*WHAT TO WORK ON:*
1. In the article on how markets reacted to Biden ending his re-election bid, what position does Lindsay James hold, and at which firm?
2. Resume the article on how markets reacted to Biden ending his re-election bid, picking up right after its final sentence.

*PASSAGE:*
■ ■ ■ ■ ■ ■ ■
Markets appear calm after Biden abandons re-election bid

Markets appear calm after Biden abandons re-election bid

The announcement – ​​not entirely unexpectedly – ​​that Joe Biden will not seek a second term has so far failed to significantly change the global investment mood. China eased monetary policy today.

The dollar and U.S. Treasury yields fell early this morning. NASDAQ 100 stock futures rose slightly as investors in Asia and Europe tried to make sense of U.S. President Joe Biden’s announcement yesterday that he will not seek re-election in November.

Financial markets have appeared relatively calm so far following Biden’s announcement, which follows days of mounting calls from senior Democratic Party figures for him to step down amid concerns that Biden was becoming too physically and mentally frail to serve a second term. At 81, Biden’s recent televised debate with Donald Trump (78), in which Biden stumbled over answers and appeared unable to finish sentences, sent Democratic Party officials into a frenzy. Since Trump’s assassination attempt in Pennsylvania a week ago, the former president has seen his lead over Biden in the polls widen.

“The news that President Biden has seized the opportunity to end the election campaign on a high note will be music to the ears of many Democrats, but perhaps less so for Donald Trump, who will likely see a new challenger as a greater threat than President Biden has been in recent months. This will be especially true of Kamala Harris, who represents continuity with the Biden administration but brings a different style,” said Lindsay James, investment strategist at Quilter Investors.

“Markets have increasingly priced in a Trump victory in November, with smaller companies buoyed by expectations of broad tariffs and the growing likelihood of a rate cut as early as September. JD Vance as Trump’s vice presidential pick is a divisive choice, given that he is a man known for his desire to tighten regulations on banks and ease those on cryptocurrency trading,” James continued. “Much will depend on whether Democrats can quickly coalesce around a new candidate with just four months to go, and whether that candidate can win the swing states at a time when Trump clearly has the momentum. While it will remain an uphill battle, this has reopened the race, with the age of the candidates likely to remain a point of contention, but one that would now favor the Democrats.”

The head of investments at UBS Global Wealth Management said Biden’s withdrawal and support for Harris leave her “well positioned” to clinch the nomination.

“But she still needs to convince convention delegates, who are no longer obligated to support Biden, that she is the person best positioned to defeat the Republican nominee in November. We expect her to emphasize the continuity of Biden’s platform, her service as vice president and her ability to appeal to women, younger voters and voters of color,” UBS said. “Second, we do not expect a major shift in policy priorities from any of the leading Democratic candidates on the issues that investors care about. The continuity would be clearest if Harris becomes the nominee. But we do not expect a Democratic nominee to significantly deviate from Biden’s focus on climate change, increasing scrutiny of anticompetitive practices by large corporations and maintaining pressure on China over its trade practices.”
■ ■ ■ ■ ■ ■ ■
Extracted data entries

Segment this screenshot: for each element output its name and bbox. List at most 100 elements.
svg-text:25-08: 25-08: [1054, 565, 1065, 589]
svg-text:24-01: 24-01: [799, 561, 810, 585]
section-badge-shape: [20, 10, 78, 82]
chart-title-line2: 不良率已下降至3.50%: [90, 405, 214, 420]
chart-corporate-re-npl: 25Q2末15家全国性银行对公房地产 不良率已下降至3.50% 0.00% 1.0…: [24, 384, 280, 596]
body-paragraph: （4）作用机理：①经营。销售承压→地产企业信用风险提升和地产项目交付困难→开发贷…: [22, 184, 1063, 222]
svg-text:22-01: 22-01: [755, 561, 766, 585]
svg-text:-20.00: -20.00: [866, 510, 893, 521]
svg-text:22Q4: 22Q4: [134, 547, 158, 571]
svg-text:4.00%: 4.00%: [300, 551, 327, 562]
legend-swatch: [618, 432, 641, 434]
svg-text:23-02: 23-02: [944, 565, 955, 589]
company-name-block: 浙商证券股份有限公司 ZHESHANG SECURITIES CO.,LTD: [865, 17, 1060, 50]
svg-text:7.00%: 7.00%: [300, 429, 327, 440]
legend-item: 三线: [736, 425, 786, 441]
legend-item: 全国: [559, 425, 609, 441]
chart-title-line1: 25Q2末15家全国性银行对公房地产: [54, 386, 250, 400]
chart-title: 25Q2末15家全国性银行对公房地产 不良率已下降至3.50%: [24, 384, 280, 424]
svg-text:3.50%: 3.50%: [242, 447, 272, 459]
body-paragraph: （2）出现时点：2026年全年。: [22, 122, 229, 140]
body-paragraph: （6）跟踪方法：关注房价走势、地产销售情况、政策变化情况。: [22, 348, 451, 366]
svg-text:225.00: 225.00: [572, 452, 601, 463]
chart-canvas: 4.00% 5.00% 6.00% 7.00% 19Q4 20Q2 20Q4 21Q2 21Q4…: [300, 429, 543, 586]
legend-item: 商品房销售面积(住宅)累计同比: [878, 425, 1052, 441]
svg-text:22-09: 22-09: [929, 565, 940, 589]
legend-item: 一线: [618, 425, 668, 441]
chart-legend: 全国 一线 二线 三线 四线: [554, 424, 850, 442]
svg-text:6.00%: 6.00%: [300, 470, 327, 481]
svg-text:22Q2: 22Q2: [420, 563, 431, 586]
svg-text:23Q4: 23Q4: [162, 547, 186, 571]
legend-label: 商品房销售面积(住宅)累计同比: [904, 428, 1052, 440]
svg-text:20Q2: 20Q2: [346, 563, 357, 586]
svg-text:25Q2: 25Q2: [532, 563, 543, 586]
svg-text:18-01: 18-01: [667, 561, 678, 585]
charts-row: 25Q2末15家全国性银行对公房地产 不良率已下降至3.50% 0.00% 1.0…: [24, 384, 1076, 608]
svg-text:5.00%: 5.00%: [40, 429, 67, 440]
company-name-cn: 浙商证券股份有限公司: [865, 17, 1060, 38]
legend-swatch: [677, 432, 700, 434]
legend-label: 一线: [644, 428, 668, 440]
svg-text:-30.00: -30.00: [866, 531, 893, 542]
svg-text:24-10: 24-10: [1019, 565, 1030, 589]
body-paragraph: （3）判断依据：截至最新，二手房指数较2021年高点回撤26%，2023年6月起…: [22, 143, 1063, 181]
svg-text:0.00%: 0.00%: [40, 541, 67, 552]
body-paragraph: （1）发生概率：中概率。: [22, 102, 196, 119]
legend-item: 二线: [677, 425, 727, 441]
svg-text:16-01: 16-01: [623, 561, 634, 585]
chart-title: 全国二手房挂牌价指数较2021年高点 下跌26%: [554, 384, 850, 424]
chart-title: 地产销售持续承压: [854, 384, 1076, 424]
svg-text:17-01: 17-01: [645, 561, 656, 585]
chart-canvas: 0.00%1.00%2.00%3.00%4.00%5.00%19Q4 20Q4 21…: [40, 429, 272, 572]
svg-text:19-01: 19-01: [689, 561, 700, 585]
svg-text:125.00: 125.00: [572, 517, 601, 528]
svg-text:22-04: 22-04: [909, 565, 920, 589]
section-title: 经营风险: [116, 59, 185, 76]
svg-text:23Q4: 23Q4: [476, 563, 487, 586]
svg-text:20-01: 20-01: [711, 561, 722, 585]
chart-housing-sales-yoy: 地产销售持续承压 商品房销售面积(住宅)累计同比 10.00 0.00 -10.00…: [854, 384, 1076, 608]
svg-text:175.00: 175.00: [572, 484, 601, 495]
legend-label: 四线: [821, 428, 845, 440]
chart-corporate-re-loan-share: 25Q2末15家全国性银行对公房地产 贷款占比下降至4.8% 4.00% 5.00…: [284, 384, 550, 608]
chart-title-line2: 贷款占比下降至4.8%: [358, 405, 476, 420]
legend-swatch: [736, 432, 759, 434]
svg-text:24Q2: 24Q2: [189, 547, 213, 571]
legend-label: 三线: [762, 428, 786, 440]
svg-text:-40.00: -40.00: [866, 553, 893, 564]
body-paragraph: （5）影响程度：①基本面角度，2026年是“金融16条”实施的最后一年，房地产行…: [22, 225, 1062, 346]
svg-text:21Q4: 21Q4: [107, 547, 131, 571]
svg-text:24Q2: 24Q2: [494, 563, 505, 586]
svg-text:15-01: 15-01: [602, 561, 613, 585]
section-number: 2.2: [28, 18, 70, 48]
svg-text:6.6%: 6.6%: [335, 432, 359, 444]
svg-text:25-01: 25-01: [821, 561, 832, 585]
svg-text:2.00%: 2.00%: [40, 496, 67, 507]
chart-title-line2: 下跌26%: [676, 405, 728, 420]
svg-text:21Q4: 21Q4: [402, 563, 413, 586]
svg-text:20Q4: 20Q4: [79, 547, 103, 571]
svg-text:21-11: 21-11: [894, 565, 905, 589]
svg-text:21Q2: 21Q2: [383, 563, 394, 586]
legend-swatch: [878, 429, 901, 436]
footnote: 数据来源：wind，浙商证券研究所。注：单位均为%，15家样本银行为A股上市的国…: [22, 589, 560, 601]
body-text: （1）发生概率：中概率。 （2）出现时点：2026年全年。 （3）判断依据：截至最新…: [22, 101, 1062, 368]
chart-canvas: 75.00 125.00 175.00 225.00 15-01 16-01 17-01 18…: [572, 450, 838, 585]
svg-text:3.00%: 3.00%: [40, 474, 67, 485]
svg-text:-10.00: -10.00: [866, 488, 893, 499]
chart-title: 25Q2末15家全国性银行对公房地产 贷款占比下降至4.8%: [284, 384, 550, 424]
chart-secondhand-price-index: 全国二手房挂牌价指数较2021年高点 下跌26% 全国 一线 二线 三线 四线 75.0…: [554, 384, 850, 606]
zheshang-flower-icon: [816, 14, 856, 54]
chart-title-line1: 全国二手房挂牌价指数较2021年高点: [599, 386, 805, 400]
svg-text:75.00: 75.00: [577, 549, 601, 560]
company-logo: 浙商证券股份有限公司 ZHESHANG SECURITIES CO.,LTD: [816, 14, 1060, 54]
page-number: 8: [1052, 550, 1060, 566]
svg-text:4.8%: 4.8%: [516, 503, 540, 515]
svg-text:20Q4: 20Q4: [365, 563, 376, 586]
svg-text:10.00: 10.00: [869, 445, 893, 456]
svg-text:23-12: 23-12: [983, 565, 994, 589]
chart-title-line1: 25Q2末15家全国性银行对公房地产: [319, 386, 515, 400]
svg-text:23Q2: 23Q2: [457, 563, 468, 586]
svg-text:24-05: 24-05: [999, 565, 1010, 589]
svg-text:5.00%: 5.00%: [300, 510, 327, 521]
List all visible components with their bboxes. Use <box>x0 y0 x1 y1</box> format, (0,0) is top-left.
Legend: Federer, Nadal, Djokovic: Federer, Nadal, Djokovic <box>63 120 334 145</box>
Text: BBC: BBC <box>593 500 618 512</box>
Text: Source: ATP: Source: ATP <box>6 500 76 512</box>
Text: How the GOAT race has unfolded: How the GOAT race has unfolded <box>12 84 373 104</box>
■ ■ ■ ■ ■ ■ ■
*FINAL RESULTS:*
1. She is an investment strategist at Quilter Investors.

2.
UBS said that before Biden’s exit from the race, it had expected a 60 percent chance of Trump retaking the White House, with a 45 percent probability of a “red sweep.” It had also expected a 15 percent probability of a Trump presidency with a divided Congress, a 30 percent probability of a Democratic victory with a divided Congress and a 10 percent probability of a “blue sweep.”


China eases
Meanwhile, in China, markets were hit today by the People’s Republic of China cutting its seven-day reverse repo rate for the first time in nearly 12 months to 1.7 percent, a 10 basis point drop. China is trying to revive an economy reeling from concerns about slowing growth. Chinese banks cut prime rates on one- and five-year loans by 10 bps to 3.35 percent and 3.85 percent respectively, near record lows.


Political implications
In the US asset management sector, the prospect of a potentially heavy Biden loss to Trump – with the House and Senate also coming under Republican control – would have increased the likelihood of, for example, even higher US tariffs, while potentially reducing the prospects of further large tax hikes on ‘the rich’. In contrast, Republicans have taken a more populist turn, as evidenced by
Trump’s choice of J.D. Vance as his vice president and running mate, suggesting that a return to Republican control of Washington would be very different from the more “Reaganite” policy mix (free trade, economic liberalism, and strong support for NATO) of previous decades. It’s worth noting that protectionism has gained ground under Biden and Trump, and neither politician nor their party appears to be much focused on the country’s high national debt.

UBS said a Trump victory – especially if backed by a Republican majority in Congress – would likely raise market expectations for tax cuts and lighter corporate regulation, while raising concerns about higher trade tariffs. The biggest beneficiaries of regulatory changes could be the financial services sector, while higher tariffs on imports could hurt U.S. companies with global supply chains. A Democratic administration would likely continue to support initiatives that benefit green energy, efficiency and electric vehicle makers.

“In the near term, we should expect some market volatility as investors digest the news. We have seen some rotation into ‘red’ sectors and away from ‘blue’ sectors in recent weeks as recent momentum favors the Republican Party. That could be at least partially reversed in the coming days as markets digest the latest developments,” UBS said. “Investors should remember that political outcomes in the US are far from the biggest driver of financial market returns, or even sector performance. Economic data and expectations of Fed rate cuts remain at least as important. Moreover, much can change before the November vote and multiple outcomes are still possible.”